_SOURCE TEXT:_
++++++++
Most of all I am fascinated by the lack of true success this entire genre, which exploded when the Atavist, Byliner, and Kindle Singles all arrived on the scene. (We launched Matter not long afterwards.)

As Pogue notes: “Of all the stories Epic has placed since its founding in 2013, only one—bought, again, by Apple—has been filmed.”

The fact that while selling options and rights has gone from being a profitable but occasional sideline for a small number of writers and turned into the core business proposition of a larger group, almost all of this money is being spent to create nothing. It’s just speculative cash, defensive investment, or an attempt by studios to mitigate risk that writers and publishers may temporarily benefit from.

I recognize a lot of what he says here. We saw a lot of these issues inside Matter, and saw the results. In the first generations of the publication, we struggled with Amazon precisely because we favored argument or investigation over narrative. We loved a good story, but wanted a deeper insight. (I like to think this was evidenced by the fact that we won a number of investigative journalism awards and reporting prizes.)
++++++++
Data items
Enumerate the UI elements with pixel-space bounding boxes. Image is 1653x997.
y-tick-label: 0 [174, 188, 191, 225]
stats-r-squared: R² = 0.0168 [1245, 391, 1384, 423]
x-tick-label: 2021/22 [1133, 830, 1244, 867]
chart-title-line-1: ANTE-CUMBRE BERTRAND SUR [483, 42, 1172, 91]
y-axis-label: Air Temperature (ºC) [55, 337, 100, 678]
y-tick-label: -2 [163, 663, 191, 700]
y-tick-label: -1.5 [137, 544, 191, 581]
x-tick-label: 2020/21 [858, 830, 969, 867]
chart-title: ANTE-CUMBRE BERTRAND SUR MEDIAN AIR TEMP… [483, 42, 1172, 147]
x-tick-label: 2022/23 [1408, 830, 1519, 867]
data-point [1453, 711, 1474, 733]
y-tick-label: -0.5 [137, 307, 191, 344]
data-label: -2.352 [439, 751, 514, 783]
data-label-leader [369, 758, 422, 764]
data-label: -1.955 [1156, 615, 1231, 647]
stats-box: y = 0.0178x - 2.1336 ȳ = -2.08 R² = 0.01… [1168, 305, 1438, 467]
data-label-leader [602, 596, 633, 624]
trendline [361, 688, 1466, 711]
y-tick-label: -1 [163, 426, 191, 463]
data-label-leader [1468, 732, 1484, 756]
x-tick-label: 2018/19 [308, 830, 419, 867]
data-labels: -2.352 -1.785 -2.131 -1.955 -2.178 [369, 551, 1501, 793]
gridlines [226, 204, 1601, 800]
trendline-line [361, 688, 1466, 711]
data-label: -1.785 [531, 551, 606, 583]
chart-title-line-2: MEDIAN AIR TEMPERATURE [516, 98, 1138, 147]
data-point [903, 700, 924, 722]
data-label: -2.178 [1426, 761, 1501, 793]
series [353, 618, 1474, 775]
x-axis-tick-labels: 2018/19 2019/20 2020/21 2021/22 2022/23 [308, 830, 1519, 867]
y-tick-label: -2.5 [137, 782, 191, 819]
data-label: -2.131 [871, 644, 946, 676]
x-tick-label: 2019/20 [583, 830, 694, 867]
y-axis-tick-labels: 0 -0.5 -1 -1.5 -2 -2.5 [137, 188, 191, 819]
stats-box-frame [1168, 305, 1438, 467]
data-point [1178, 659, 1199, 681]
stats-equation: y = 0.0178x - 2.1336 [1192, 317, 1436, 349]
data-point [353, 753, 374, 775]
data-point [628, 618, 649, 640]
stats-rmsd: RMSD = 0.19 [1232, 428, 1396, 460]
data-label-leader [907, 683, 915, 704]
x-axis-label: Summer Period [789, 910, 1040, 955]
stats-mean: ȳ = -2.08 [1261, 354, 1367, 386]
++++++++
_GOAL A:_
Please change "data-point" to "marker" in everything from the start of the data items down to the line that contains "stats-equation: y = 0.0178x", and give those lines back with all else unchanged.
_GOAL B:_
Carry the passage on longform journalism and film rights further from where it stops.
The data items are unrelated to the passage on longform journalism.

_EXPECTED OUTPUT A:_
Enumerate the UI elements with pixel-space bounding boxes. Image is 1653x997.
y-tick-label: 0 [174, 188, 191, 225]
stats-r-squared: R² = 0.0168 [1245, 391, 1384, 423]
x-tick-label: 2021/22 [1133, 830, 1244, 867]
chart-title-line-1: ANTE-CUMBRE BERTRAND SUR [483, 42, 1172, 91]
y-axis-label: Air Temperature (ºC) [55, 337, 100, 678]
y-tick-label: -2 [163, 663, 191, 700]
y-tick-label: -1.5 [137, 544, 191, 581]
x-tick-label: 2020/21 [858, 830, 969, 867]
chart-title: ANTE-CUMBRE BERTRAND SUR MEDIAN AIR TEMP… [483, 42, 1172, 147]
x-tick-label: 2022/23 [1408, 830, 1519, 867]
marker [1453, 711, 1474, 733]
y-tick-label: -0.5 [137, 307, 191, 344]
data-label: -2.352 [439, 751, 514, 783]
data-label-leader [369, 758, 422, 764]
data-label: -1.955 [1156, 615, 1231, 647]
stats-box: y = 0.0178x - 2.1336 ȳ = -2.08 R² = 0.01… [1168, 305, 1438, 467]
data-label-leader [602, 596, 633, 624]
trendline [361, 688, 1466, 711]
y-tick-label: -1 [163, 426, 191, 463]
data-label-leader [1468, 732, 1484, 756]
x-tick-label: 2018/19 [308, 830, 419, 867]
data-labels: -2.352 -1.785 -2.131 -1.955 -2.178 [369, 551, 1501, 793]
gridlines [226, 204, 1601, 800]
trendline-line [361, 688, 1466, 711]
data-label: -1.785 [531, 551, 606, 583]
chart-title-line-2: MEDIAN AIR TEMPERATURE [516, 98, 1138, 147]
marker [903, 700, 924, 722]
data-label: -2.178 [1426, 761, 1501, 793]
series [353, 618, 1474, 775]
x-axis-tick-labels: 2018/19 2019/20 2020/21 2021/22 2022/23 [308, 830, 1519, 867]
y-tick-label: -2.5 [137, 782, 191, 819]
data-label: -2.131 [871, 644, 946, 676]
x-tick-label: 2019/20 [583, 830, 694, 867]
y-axis-tick-labels: 0 -0.5 -1 -1.5 -2 -2.5 [137, 188, 191, 819]
stats-box-frame [1168, 305, 1438, 467]
marker [1178, 659, 1199, 681]
stats-equation: y = 0.0178x - 2.1336 [1192, 317, 1436, 349]

_EXPECTED OUTPUT B:_
Our stories chimed with readers, but they were harder to get past the gatekeepers. Rights inquiries were rare, although we could have put more into chasing them I suppose. (In Matter’s later lifetimes, where I had less involvement, we were staring right down the throat of this relationship.)

I’m not going to pretend that everything we did was worthy journalism of the sort that Pogue seems to dream about. Most of it wasn’t lofty. But I think it’s a good explanation of why I want the stories I work on to—at the very least—live in the world of consequences; to have a point of view.